§ **WORKING DATA**:
* start *

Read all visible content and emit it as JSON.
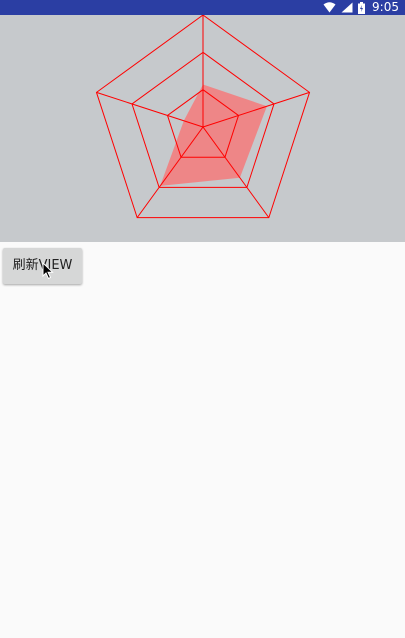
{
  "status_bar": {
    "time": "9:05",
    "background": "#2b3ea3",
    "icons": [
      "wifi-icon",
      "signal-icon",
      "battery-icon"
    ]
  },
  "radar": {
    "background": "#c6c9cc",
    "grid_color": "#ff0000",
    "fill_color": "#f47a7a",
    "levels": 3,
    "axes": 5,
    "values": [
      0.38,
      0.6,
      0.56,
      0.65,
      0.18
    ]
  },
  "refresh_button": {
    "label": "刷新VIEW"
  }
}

* end *
* start *

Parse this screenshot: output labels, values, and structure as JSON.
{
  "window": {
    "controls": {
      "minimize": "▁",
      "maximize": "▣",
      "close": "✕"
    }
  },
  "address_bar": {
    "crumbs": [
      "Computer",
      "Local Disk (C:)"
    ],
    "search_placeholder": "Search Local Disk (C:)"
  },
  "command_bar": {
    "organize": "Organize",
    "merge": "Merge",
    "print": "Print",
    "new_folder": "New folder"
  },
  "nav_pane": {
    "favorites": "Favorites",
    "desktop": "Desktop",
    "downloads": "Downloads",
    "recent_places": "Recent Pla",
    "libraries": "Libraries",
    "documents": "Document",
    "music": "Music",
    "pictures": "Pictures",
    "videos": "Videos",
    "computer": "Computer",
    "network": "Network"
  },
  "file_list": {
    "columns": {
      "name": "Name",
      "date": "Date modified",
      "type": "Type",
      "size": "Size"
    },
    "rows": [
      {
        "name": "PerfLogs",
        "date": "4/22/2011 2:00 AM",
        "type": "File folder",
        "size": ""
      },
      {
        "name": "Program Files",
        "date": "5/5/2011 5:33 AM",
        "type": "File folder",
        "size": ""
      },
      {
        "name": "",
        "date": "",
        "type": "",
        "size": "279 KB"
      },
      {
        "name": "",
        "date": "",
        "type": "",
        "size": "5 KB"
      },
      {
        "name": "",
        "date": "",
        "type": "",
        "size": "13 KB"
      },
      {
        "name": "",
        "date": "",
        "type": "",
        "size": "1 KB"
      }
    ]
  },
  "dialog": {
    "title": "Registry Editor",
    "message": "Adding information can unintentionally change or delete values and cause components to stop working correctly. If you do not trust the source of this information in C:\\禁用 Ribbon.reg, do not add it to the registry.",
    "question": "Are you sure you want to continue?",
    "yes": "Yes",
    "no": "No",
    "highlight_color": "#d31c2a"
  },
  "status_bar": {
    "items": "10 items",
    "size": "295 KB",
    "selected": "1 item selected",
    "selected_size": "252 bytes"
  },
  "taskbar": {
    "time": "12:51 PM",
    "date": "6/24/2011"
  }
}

* end *

§ **EXERCISE GOAL**: From the listing above, return each line with the word "JSON".

§ **REPLY TO THE EXERCISE**:
Read all visible content and emit it as JSON.
Parse this screenshot: output labels, values, and structure as JSON.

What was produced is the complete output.